> **Источник**
Мне кажется, что здесь есть прекрасный потенциал, связанный с вопросом о том, чем была, собственно, наука, и что такое была советская наука и что она из себя представляла. Этот вопрос сегодня для исследований по истории для науки, в частности, конечно, для западной славистики, является центральным.
Есть ряд работ – я могу упомянуть книгу Кожевникова, Николая Кременцова и других исследователей, – которые ставят вопрос о том, каким образом в тоталитарном обществе вообще стал возможен этот феномен «большой науки», который в ряде областей – скажем, в физике – вышел на новые рубежи, совершенно передовые. Я понимаю, что это огромный труд с тем, чтобы, во-первых, этот материал как-то освоить и осмыслить, во-вторых, перевести его в музейную экспозицию, в какую-то практику музейной работы. Те примеры, которые были приведены, являются в этом смысле какими-то зацепками в этом смысле, потому что вопрос о том, что это был за феномен, может быть одним из [общих] направлений работы разных музеев. И здесь мы можем увидеть, как выглядели разные области: с одной стороны, какова цена этих достижений, которые у советской науки были, с другой стороны, какие условия, которые сформировали возможности для каких-то научных достижений, несмотря на всю ту несвободу, о которой говорила Наталья Самовер. Я думаю, что биология в этом смысле имеет какую-то специфику, а, скажем, если бы мы спроецировали вопрос в область космонавтики? То есть здесь в разных областях можно увидеть такие интересные перспективы. Спасибо.
С. Г. Морозова
(Политехнический музей)

> **Фрагмент набора данных**
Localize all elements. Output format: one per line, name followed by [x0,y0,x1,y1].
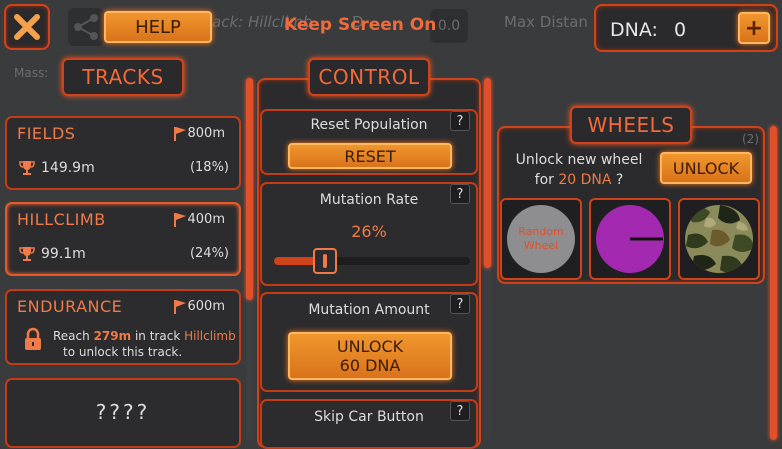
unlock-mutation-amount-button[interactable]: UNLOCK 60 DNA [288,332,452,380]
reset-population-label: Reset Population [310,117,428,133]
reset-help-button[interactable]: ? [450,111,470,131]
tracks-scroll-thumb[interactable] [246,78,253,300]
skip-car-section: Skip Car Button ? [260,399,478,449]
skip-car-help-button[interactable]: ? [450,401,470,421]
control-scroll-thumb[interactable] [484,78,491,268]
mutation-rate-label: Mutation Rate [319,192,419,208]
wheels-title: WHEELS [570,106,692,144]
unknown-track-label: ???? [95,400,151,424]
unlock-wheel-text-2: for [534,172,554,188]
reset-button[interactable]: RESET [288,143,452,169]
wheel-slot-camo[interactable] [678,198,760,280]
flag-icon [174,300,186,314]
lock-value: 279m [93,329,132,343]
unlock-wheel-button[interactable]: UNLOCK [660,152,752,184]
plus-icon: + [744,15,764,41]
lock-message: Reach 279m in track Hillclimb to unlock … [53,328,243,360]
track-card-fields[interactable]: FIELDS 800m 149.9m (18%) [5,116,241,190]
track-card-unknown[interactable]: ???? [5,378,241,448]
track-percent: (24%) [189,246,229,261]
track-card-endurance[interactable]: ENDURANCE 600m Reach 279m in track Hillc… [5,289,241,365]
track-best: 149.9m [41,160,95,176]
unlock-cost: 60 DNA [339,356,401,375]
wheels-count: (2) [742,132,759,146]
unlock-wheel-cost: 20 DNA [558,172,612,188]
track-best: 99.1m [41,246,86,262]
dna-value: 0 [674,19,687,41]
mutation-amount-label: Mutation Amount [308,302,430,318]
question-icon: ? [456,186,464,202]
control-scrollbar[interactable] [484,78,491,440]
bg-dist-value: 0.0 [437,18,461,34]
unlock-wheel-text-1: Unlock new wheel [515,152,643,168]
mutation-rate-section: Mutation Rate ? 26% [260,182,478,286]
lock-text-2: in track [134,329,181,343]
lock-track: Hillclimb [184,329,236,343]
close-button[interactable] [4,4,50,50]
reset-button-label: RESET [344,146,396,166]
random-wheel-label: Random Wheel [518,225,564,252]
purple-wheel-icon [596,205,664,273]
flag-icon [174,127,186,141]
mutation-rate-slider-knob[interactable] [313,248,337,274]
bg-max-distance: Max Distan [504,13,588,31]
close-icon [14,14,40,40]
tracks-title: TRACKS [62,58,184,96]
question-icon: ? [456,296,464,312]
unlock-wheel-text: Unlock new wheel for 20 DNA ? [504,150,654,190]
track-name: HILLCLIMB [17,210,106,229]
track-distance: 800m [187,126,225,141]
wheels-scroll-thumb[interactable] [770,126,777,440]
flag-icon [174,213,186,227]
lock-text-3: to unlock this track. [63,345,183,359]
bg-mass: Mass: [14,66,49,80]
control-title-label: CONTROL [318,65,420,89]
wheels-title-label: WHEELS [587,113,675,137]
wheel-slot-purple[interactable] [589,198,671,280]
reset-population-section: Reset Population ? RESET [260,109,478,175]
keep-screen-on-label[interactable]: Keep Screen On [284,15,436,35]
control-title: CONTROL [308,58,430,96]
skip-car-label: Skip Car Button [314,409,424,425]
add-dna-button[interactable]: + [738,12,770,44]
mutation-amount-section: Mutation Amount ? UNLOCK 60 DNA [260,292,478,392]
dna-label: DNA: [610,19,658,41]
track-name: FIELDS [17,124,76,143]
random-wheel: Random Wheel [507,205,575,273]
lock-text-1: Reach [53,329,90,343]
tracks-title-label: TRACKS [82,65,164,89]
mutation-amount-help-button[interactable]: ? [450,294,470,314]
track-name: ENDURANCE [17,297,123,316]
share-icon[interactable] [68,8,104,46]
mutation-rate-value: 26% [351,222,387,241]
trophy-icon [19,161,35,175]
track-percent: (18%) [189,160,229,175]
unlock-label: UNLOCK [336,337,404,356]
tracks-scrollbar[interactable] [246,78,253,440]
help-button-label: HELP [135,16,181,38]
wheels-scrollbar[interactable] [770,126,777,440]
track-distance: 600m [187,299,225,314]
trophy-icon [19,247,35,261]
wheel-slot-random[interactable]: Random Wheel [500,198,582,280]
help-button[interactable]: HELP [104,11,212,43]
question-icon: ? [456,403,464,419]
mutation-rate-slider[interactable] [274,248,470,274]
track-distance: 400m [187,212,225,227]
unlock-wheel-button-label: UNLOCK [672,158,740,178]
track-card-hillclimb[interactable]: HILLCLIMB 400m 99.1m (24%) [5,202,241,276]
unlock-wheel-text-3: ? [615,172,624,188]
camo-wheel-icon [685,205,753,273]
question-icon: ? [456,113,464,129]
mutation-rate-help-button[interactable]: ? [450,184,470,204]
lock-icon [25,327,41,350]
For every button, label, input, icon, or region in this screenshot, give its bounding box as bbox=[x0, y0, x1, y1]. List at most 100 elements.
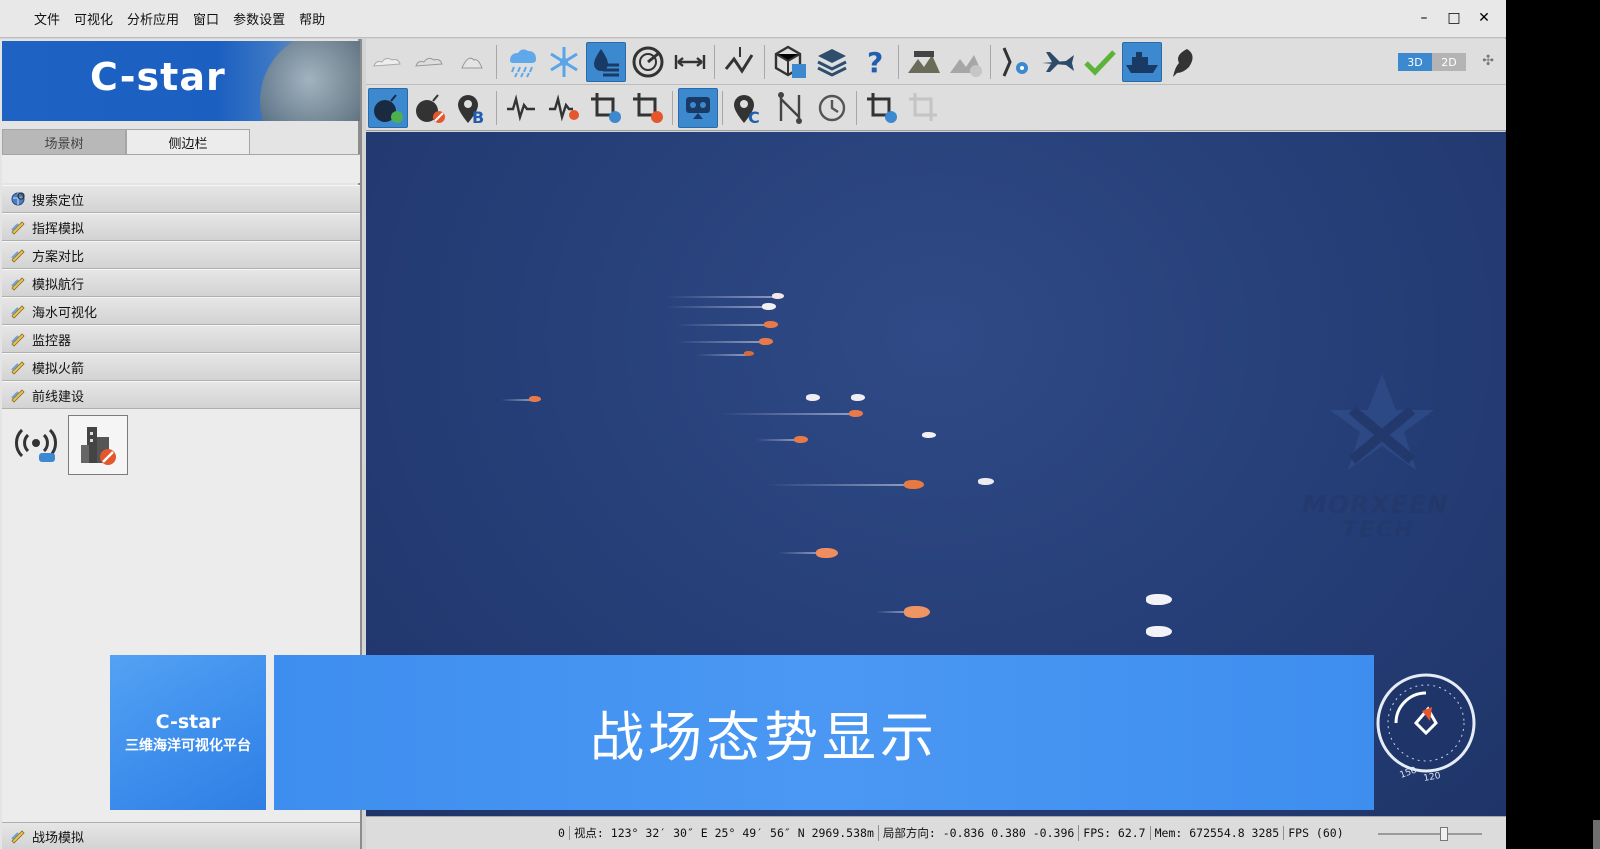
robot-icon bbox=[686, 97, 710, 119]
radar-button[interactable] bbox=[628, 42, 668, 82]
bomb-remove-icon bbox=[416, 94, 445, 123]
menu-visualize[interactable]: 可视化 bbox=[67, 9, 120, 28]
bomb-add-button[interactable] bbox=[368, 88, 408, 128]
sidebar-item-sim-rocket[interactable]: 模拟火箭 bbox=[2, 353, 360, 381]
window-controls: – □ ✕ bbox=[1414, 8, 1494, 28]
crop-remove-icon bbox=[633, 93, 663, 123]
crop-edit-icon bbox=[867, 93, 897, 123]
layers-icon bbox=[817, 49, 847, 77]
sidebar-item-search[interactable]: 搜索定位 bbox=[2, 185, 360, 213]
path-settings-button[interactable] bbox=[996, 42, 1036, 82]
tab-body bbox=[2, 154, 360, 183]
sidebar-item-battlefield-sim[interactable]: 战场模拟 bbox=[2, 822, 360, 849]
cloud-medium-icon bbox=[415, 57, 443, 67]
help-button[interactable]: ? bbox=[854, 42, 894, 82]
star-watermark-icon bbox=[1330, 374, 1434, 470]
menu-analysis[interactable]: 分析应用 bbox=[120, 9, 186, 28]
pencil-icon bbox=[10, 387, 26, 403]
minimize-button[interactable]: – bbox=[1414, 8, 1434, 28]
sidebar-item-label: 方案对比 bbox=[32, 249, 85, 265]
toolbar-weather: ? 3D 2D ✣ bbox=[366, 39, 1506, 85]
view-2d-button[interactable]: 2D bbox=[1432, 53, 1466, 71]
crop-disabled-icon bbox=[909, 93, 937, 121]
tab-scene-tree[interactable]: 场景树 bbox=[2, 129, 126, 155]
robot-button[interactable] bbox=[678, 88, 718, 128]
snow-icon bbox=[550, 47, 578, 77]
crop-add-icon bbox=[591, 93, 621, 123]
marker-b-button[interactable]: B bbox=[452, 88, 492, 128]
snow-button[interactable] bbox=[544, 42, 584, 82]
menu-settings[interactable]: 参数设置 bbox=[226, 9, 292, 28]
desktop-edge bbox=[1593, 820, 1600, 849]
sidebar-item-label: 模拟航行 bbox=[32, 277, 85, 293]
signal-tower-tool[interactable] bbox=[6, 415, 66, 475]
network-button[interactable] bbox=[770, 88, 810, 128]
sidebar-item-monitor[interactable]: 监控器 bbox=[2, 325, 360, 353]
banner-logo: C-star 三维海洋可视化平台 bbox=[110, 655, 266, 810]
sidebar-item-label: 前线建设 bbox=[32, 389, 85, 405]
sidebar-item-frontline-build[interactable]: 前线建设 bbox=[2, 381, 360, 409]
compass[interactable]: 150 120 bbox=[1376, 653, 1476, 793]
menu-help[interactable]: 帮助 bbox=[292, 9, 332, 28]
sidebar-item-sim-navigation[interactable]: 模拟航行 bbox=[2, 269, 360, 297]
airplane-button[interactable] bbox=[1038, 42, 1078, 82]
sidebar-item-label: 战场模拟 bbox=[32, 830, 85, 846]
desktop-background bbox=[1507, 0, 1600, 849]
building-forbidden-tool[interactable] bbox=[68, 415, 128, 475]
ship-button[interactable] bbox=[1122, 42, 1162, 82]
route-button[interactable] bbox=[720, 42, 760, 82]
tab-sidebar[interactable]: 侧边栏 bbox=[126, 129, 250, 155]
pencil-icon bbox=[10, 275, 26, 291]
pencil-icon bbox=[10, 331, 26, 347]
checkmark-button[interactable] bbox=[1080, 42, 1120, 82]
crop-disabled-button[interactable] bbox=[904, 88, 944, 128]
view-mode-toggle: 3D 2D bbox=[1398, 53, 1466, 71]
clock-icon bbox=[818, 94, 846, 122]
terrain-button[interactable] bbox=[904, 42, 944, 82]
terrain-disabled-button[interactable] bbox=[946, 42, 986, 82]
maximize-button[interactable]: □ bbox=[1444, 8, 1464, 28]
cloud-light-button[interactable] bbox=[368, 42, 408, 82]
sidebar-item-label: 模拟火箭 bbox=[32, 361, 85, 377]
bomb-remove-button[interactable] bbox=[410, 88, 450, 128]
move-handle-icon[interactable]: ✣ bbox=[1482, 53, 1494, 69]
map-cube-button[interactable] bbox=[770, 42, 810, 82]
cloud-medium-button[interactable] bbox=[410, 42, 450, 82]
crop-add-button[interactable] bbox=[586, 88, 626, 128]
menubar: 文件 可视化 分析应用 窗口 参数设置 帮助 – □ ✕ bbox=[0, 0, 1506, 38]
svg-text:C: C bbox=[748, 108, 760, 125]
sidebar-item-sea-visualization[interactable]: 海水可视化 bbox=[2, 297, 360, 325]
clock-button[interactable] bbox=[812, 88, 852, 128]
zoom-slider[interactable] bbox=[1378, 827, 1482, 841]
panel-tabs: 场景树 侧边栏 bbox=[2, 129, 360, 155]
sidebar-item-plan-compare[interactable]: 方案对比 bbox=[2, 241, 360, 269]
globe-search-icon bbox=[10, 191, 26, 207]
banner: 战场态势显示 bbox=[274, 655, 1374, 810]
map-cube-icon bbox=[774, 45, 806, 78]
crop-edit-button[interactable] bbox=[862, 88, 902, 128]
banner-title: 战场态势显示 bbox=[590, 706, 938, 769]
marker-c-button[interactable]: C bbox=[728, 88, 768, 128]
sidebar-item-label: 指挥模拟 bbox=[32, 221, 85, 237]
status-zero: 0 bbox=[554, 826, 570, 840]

> **Что нужно сделать**
A) Ответьте на вопросы по тексту о советской науке:
(i) Для какой области исследований, помимо истории науки в целом, вопрос о советской науке назван центральным?
(ii) В какой области, согласно приведенному примеру, «большая наука» вышла на новые рубежи?
(iii) На какую область, помимо биологии, предлагается спроецировать вопрос о советской науке?
B) Перепишите из текста о советской науке всё начиная со слов «Мне кажется, что» и вплоть до слов «славистики, является центральным.», заменив «западной славистики» на «западной русистики».

> **Ответы**
A)
(i) Для западной славистики.
(ii) В физике.
(iii) На космонавтику.

B)
Мне кажется, что здесь есть прекрасный потенциал, связанный с вопросом о том, чем была, собственно, наука, и что такое была советская наука и что она из себя представляла. Этот вопрос сегодня для исследований по истории для науки, в частности, конечно, для западной русистики, является центральным.